[BEGIN MATERIAL SHOWN]
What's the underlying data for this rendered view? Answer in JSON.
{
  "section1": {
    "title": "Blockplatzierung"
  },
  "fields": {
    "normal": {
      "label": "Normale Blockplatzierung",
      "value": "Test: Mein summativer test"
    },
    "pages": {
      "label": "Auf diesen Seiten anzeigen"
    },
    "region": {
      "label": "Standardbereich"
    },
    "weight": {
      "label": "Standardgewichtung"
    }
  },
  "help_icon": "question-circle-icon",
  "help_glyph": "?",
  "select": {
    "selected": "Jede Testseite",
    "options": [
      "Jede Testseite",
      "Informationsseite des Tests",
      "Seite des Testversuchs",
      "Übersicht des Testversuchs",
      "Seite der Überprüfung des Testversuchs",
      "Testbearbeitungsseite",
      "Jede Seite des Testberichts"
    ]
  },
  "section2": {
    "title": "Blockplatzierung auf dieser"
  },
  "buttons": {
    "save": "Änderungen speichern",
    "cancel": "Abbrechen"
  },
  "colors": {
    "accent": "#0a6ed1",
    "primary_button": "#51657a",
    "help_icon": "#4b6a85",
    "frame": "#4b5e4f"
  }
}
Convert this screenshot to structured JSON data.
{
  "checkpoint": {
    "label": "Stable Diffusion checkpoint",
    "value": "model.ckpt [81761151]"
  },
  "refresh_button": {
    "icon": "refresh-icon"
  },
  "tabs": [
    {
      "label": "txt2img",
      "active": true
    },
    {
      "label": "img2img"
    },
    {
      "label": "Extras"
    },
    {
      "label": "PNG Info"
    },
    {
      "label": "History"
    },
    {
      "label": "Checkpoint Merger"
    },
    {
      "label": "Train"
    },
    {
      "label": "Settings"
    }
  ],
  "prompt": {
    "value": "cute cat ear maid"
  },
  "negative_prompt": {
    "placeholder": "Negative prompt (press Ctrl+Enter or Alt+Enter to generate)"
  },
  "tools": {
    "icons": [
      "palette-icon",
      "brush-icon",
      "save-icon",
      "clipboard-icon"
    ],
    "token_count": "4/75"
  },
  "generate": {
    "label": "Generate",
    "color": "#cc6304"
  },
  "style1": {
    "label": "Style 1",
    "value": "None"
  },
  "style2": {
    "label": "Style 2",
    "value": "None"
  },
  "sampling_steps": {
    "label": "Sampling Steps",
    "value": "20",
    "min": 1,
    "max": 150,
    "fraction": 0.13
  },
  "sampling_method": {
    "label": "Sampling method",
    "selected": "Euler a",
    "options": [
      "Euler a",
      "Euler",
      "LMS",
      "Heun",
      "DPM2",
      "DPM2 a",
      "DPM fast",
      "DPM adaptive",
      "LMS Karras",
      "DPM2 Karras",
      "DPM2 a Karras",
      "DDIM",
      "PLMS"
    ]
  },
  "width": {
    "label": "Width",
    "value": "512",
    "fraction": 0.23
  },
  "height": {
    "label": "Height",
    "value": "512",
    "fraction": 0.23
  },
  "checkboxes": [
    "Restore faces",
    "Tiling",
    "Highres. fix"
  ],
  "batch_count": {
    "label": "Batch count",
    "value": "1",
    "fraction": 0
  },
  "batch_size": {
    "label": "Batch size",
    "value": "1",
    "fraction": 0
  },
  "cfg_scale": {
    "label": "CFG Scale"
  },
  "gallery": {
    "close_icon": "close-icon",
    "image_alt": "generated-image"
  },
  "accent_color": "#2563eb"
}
[END MATERIAL SHOWN]
▶ PROBLEM DETAILS: Show every line that contains the word "Karras".

▶ RESPONSE TO THE TASK:
      "LMS Karras",
      "DPM2 Karras",
      "DPM2 a Karras",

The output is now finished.